(A block of data)
## START

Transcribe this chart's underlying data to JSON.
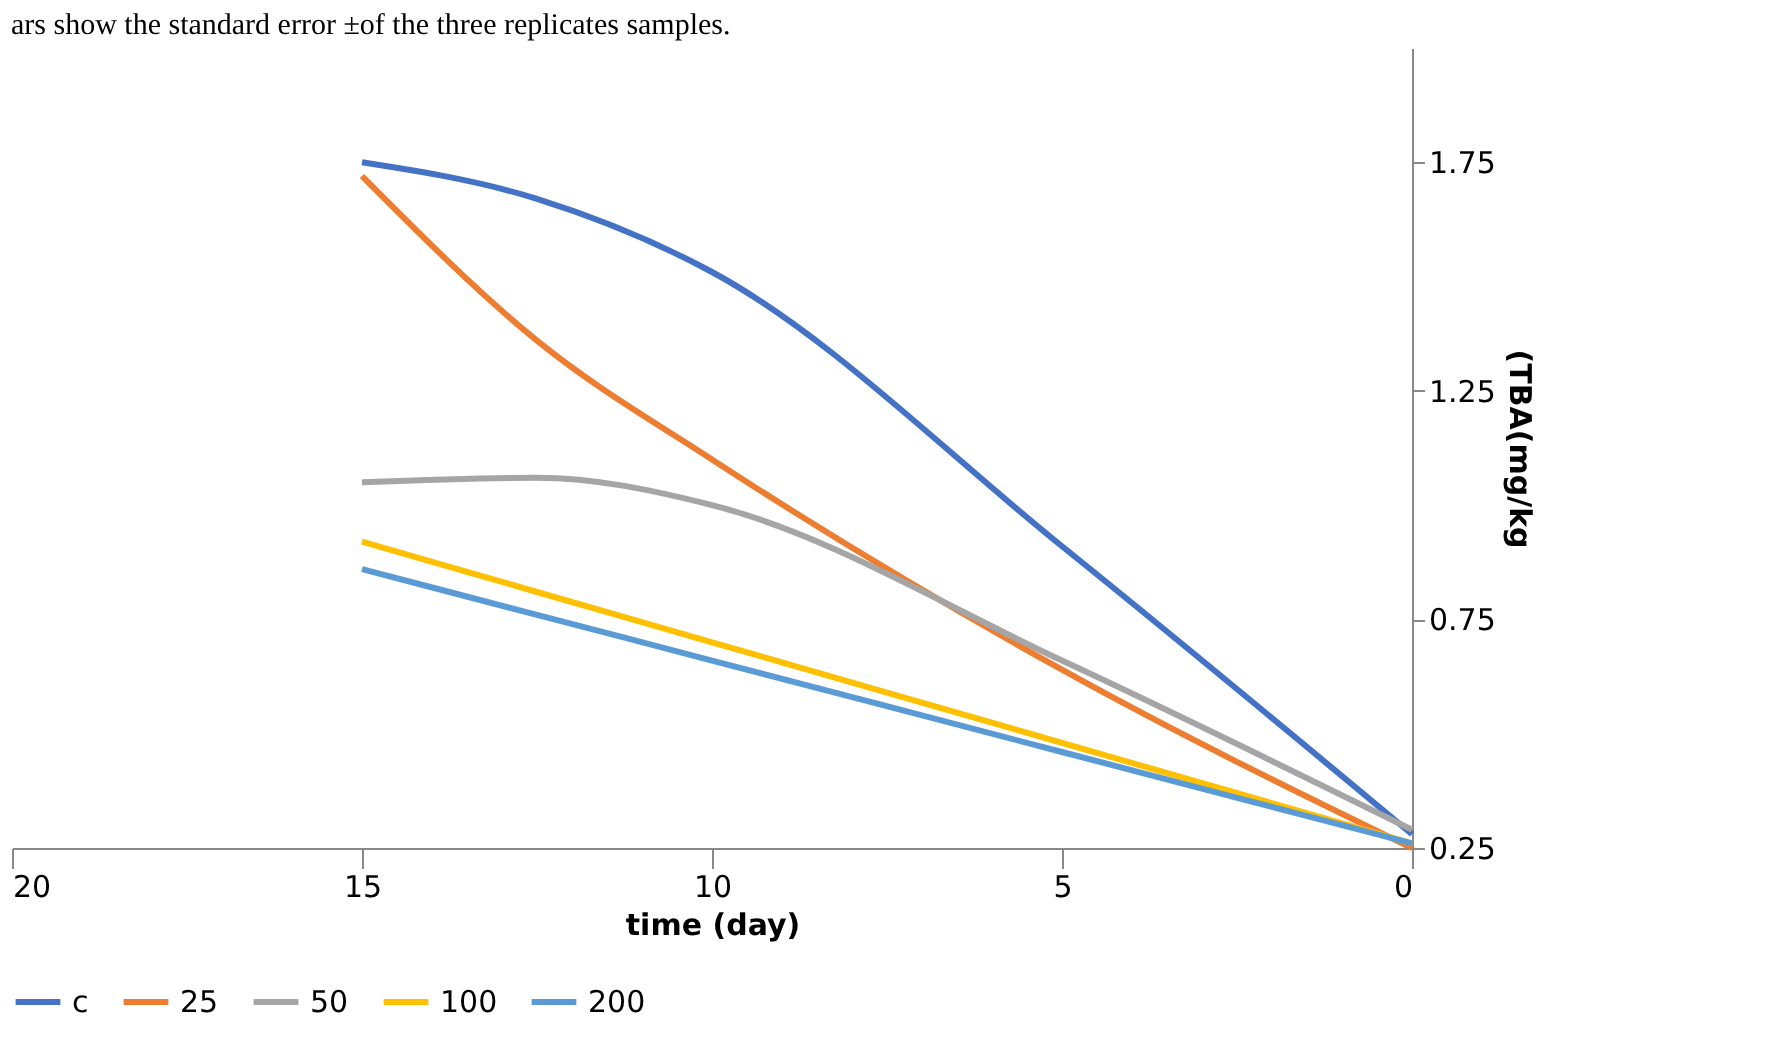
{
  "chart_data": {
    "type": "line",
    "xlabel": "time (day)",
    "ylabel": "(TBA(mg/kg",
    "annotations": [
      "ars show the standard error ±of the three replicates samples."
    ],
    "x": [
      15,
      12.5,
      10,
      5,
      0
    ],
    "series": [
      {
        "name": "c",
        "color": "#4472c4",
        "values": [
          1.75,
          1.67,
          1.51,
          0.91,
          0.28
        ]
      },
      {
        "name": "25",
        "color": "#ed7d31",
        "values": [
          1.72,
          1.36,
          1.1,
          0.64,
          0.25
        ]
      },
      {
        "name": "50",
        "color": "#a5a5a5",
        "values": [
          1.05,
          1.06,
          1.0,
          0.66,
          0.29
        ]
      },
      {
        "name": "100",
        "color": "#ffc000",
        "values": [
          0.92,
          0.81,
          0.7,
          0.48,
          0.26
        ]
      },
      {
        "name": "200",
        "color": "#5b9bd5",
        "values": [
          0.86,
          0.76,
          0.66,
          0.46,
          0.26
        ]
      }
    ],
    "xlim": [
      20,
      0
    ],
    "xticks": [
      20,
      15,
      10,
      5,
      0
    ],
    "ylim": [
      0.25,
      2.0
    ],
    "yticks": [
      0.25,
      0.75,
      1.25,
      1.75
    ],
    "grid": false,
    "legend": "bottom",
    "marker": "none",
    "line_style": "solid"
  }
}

## END

### YOUR TASK:
Using the listing above, show each line holding the string "color".

### TASK OUTPUT:
        "color": "#4472c4",
        "color": "#ed7d31",
        "color": "#a5a5a5",
        "color": "#ffc000",
        "color": "#5b9bd5",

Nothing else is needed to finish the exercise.